Identify each line holding the string "振荡电路发射电磁波的本领越大" and copy it.

Collected data:
□ □ □ □ □ □ □

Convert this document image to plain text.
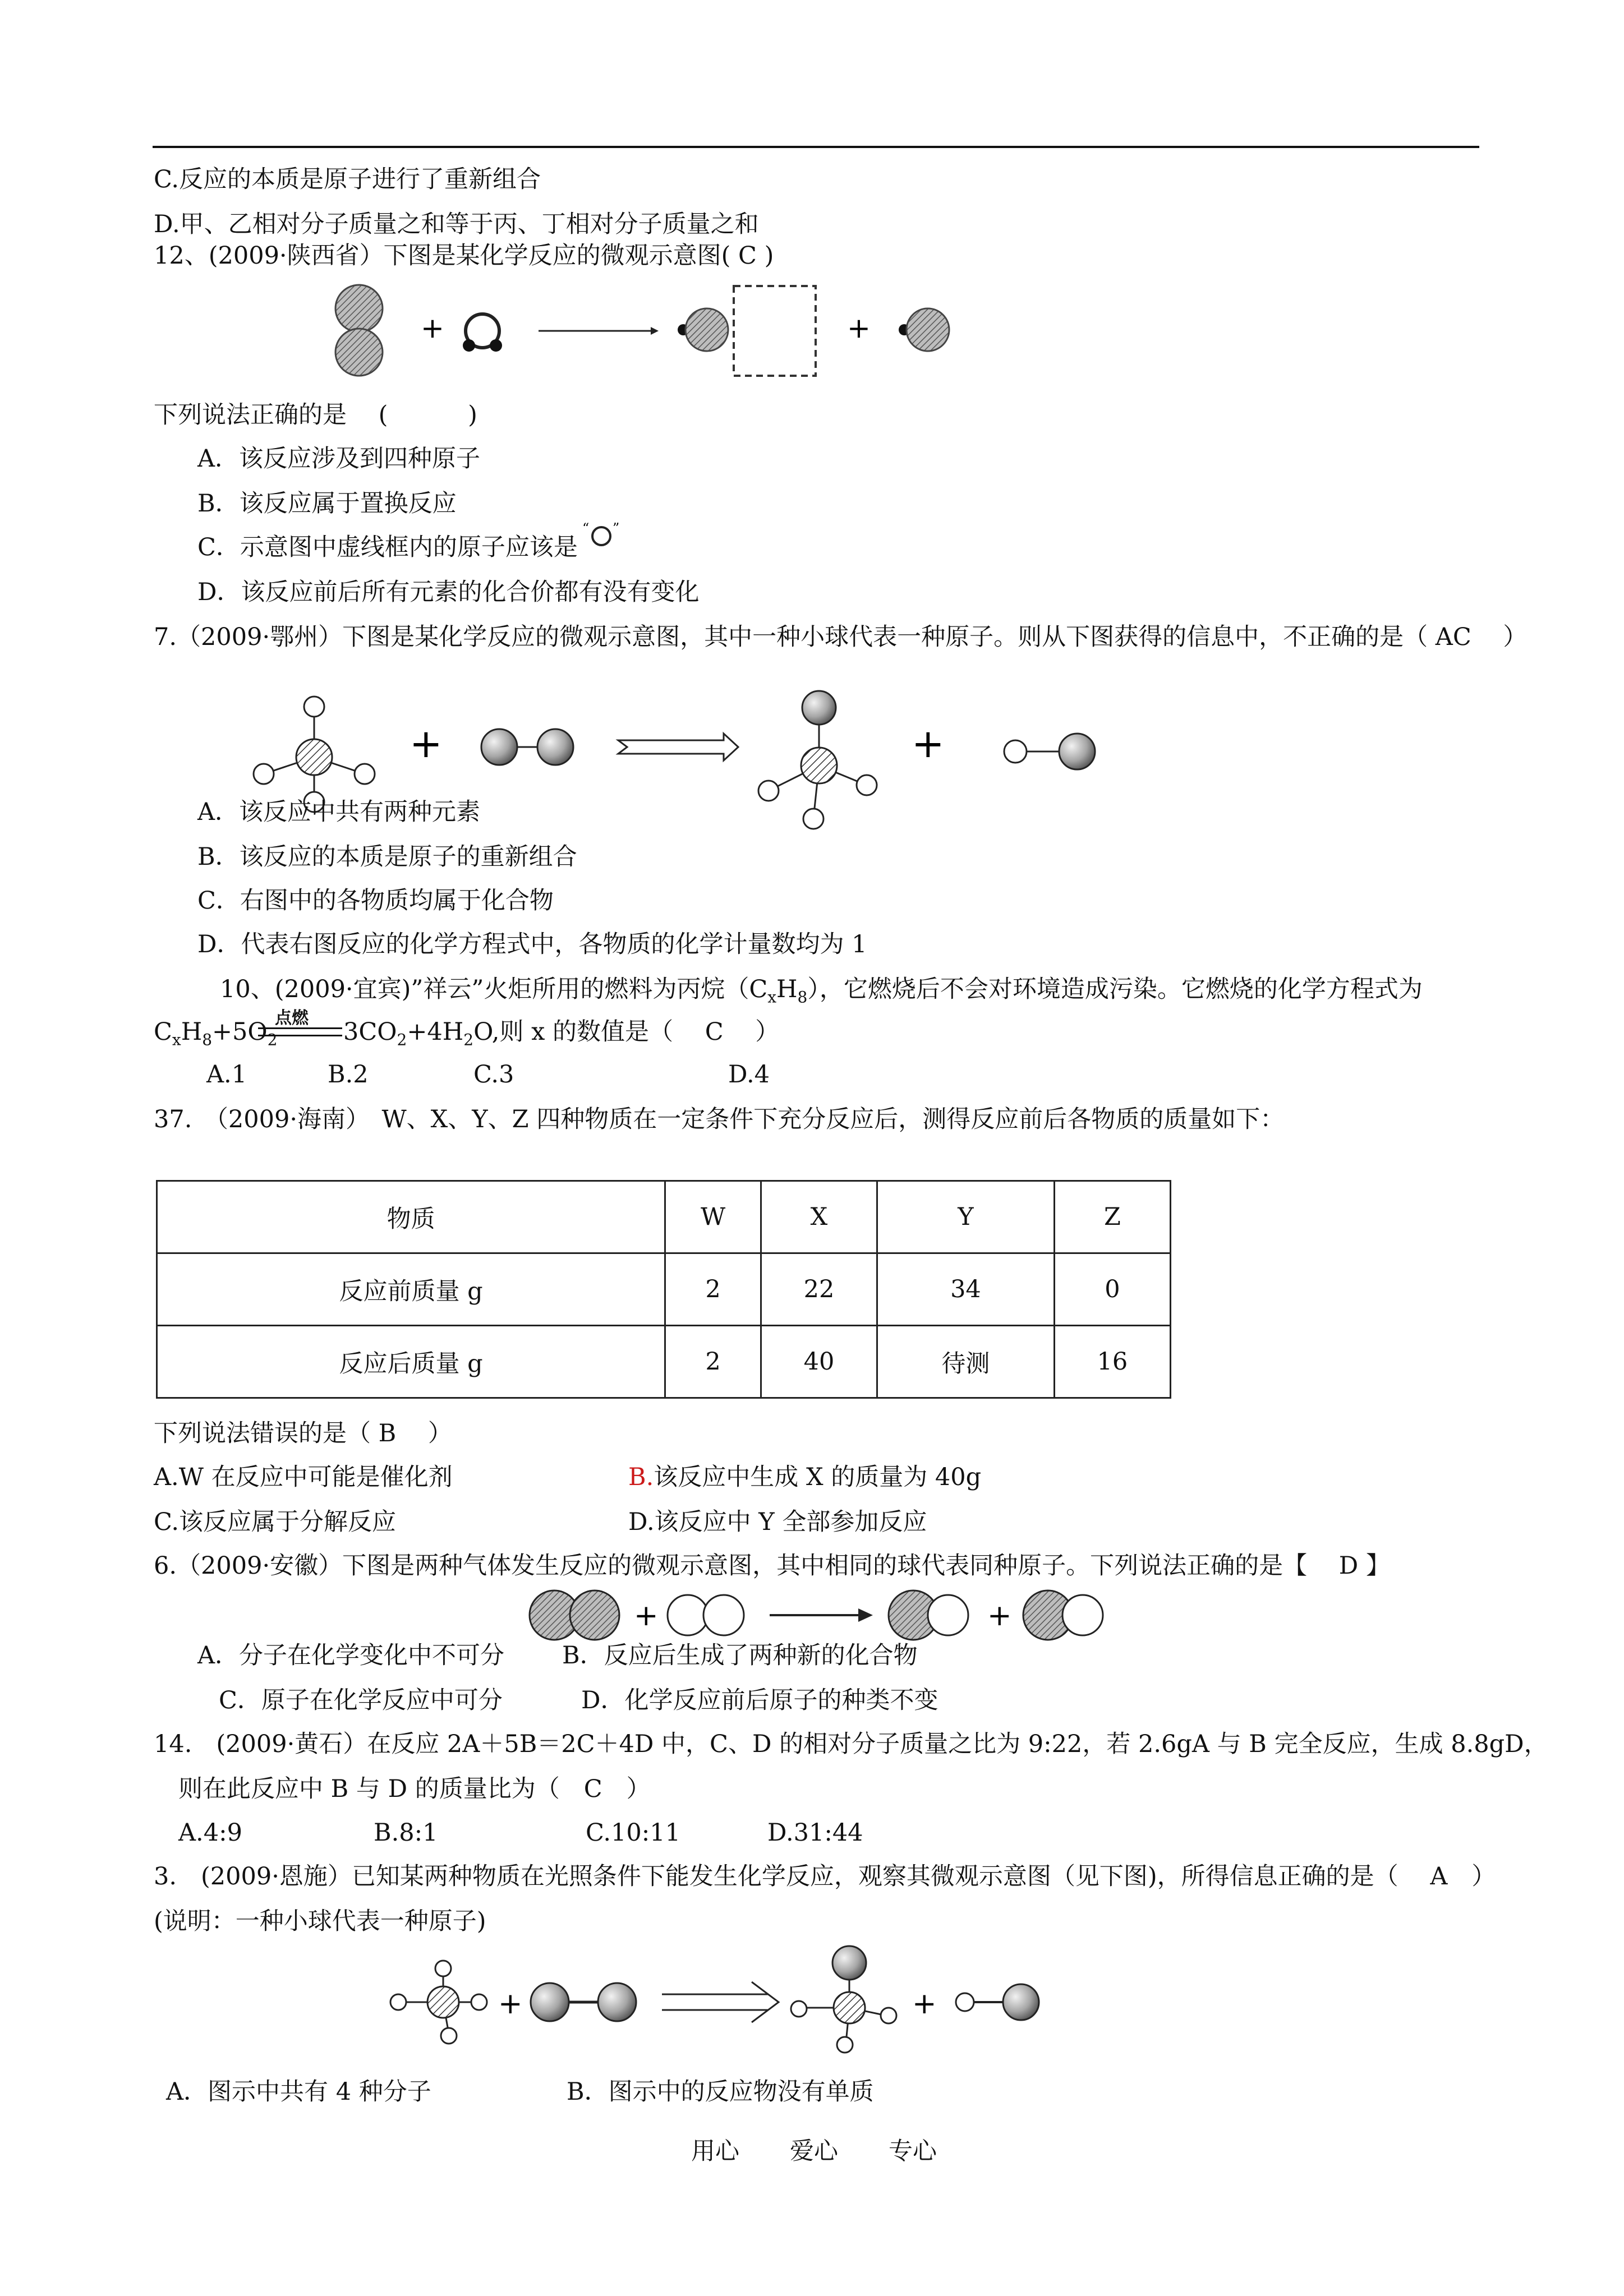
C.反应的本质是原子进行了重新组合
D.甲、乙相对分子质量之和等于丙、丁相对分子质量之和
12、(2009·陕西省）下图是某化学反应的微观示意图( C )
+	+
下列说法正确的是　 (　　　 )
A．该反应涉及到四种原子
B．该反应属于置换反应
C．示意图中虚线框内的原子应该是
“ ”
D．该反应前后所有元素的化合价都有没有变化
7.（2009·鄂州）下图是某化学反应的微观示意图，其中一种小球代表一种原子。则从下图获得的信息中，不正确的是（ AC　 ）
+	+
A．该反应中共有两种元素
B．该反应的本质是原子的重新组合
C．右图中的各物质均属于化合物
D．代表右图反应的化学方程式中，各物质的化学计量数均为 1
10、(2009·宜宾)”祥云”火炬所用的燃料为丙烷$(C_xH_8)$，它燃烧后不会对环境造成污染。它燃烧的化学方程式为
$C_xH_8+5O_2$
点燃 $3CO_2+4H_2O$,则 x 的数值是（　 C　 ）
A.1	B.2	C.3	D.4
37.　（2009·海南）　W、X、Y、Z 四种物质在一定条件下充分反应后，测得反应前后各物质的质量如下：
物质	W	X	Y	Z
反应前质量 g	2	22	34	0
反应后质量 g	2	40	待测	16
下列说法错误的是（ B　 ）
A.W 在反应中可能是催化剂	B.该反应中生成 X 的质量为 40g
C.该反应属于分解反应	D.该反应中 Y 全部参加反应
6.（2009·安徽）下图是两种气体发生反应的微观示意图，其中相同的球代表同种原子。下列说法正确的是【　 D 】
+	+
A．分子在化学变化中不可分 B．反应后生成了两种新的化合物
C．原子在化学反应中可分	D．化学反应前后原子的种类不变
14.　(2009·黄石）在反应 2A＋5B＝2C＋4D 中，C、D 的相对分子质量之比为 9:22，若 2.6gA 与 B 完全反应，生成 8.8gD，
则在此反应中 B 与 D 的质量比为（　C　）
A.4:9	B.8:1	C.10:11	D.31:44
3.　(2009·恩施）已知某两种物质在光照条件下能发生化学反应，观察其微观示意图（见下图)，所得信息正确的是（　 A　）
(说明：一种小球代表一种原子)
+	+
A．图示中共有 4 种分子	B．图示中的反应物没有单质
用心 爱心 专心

□ □ □ □ □ □ □

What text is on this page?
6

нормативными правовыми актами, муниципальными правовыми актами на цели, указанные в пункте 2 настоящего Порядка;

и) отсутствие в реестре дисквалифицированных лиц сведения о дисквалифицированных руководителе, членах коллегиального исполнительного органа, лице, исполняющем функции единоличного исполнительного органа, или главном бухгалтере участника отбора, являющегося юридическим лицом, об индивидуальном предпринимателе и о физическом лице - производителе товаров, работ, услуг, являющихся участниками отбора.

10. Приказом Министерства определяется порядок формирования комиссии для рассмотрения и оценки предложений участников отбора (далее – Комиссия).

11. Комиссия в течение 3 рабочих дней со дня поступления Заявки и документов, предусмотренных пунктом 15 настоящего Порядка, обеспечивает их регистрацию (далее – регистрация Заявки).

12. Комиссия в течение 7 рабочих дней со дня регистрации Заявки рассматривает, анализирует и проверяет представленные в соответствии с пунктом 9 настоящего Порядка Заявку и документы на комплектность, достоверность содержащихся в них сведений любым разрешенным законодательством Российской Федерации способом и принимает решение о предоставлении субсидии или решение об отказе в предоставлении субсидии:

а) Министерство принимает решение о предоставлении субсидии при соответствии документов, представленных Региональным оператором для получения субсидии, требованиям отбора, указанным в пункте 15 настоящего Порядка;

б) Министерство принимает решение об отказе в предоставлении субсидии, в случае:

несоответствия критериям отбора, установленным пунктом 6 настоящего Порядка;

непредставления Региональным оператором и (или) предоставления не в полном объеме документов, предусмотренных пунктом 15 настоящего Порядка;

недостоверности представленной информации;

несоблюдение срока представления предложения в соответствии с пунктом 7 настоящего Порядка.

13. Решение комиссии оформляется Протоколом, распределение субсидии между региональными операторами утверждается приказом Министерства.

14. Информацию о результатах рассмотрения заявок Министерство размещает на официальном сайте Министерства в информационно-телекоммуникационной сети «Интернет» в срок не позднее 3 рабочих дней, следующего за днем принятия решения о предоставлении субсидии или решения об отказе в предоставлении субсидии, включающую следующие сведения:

□ □ □ □ □ □ □

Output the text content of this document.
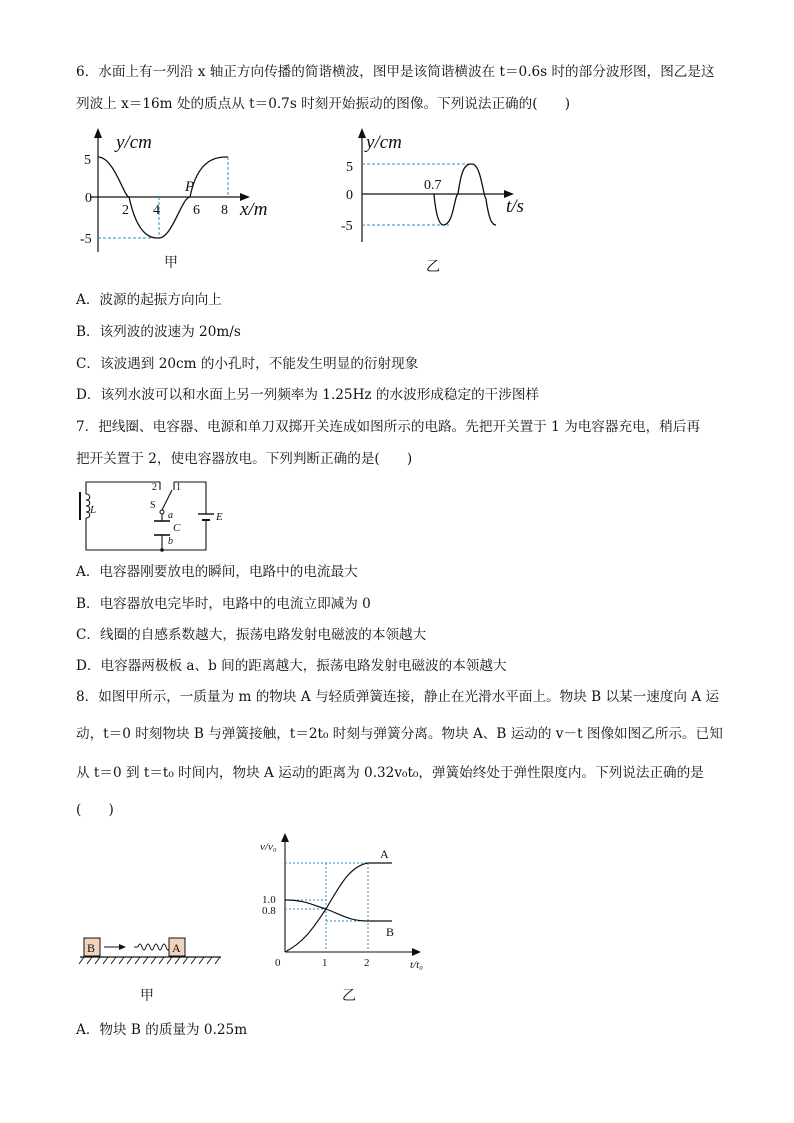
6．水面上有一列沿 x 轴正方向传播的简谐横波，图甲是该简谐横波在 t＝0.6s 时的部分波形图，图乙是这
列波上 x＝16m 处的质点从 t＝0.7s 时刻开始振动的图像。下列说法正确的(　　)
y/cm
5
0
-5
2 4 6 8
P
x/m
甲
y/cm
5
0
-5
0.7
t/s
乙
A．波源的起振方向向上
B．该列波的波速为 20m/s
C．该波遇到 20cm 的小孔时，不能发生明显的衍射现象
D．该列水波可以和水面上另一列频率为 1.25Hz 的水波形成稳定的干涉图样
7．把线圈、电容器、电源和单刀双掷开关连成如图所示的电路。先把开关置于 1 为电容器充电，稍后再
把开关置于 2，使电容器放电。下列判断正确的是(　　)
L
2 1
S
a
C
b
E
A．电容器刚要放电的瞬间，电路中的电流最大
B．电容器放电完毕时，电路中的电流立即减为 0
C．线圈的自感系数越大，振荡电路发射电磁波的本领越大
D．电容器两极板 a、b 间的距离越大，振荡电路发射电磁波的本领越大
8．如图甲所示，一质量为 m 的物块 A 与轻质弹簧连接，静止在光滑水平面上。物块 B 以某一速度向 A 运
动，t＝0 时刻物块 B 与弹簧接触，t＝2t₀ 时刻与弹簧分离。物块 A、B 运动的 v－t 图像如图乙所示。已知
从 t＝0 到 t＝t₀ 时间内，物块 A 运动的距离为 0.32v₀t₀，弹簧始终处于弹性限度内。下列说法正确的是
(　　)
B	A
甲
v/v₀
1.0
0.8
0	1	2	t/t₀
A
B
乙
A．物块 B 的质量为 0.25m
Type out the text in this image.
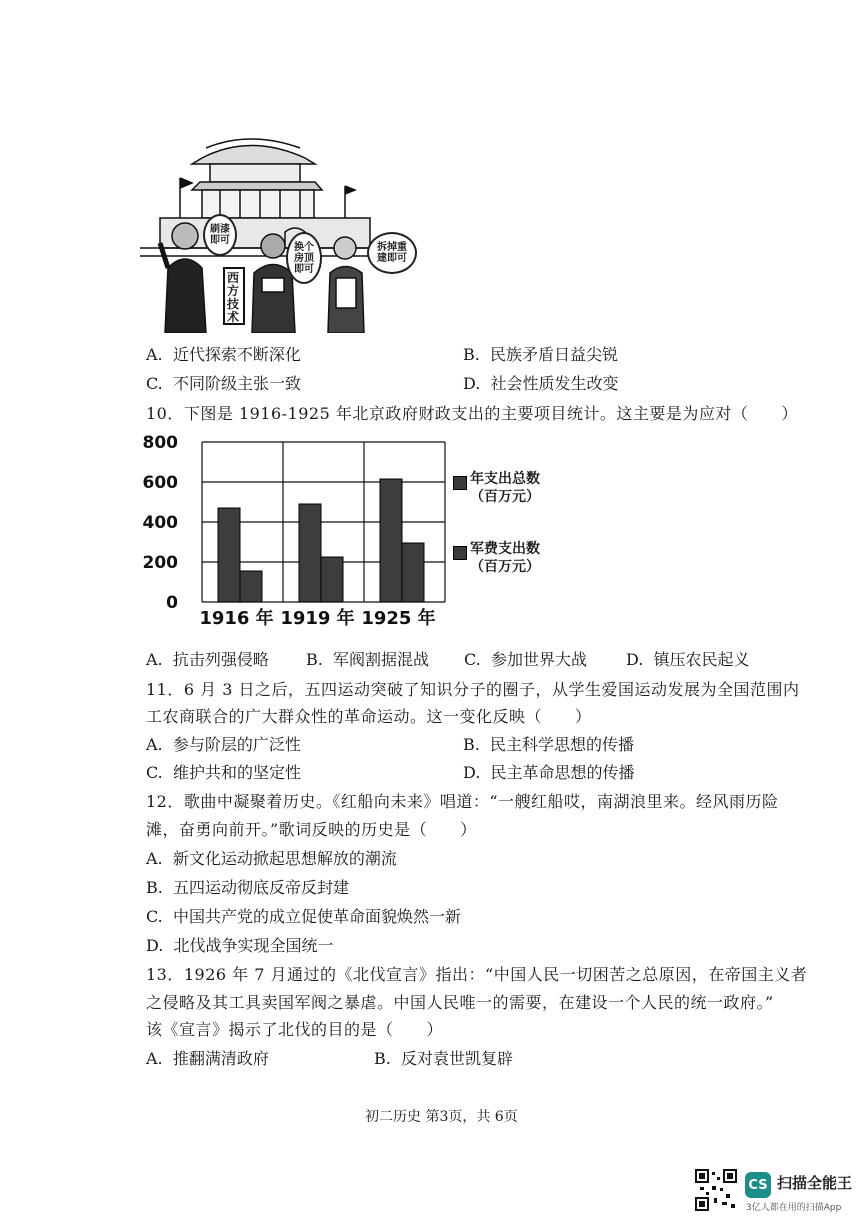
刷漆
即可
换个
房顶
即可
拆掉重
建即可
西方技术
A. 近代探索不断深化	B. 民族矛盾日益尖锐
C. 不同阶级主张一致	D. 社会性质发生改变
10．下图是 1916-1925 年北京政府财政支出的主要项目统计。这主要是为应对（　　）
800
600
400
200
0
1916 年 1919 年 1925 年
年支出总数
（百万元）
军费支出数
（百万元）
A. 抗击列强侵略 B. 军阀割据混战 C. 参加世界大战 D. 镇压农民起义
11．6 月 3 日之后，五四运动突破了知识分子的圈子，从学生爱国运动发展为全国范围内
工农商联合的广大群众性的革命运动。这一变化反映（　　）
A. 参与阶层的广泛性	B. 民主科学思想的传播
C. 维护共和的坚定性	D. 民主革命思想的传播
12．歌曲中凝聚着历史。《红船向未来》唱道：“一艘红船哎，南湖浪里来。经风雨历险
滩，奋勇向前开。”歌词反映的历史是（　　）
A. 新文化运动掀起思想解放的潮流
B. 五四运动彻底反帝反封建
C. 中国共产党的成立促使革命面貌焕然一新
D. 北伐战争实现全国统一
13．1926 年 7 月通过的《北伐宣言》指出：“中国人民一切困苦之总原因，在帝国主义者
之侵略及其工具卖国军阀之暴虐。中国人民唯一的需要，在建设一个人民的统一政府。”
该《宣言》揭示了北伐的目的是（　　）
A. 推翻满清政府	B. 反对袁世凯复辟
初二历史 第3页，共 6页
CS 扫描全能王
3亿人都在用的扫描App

□ □ □ □ □ □ □

RESPONSE BELOW:
C．线圈的自感系数越大，振荡电路发射电磁波的本领越大
D．电容器两极板 a、b 间的距离越大，振荡电路发射电磁波的本领越大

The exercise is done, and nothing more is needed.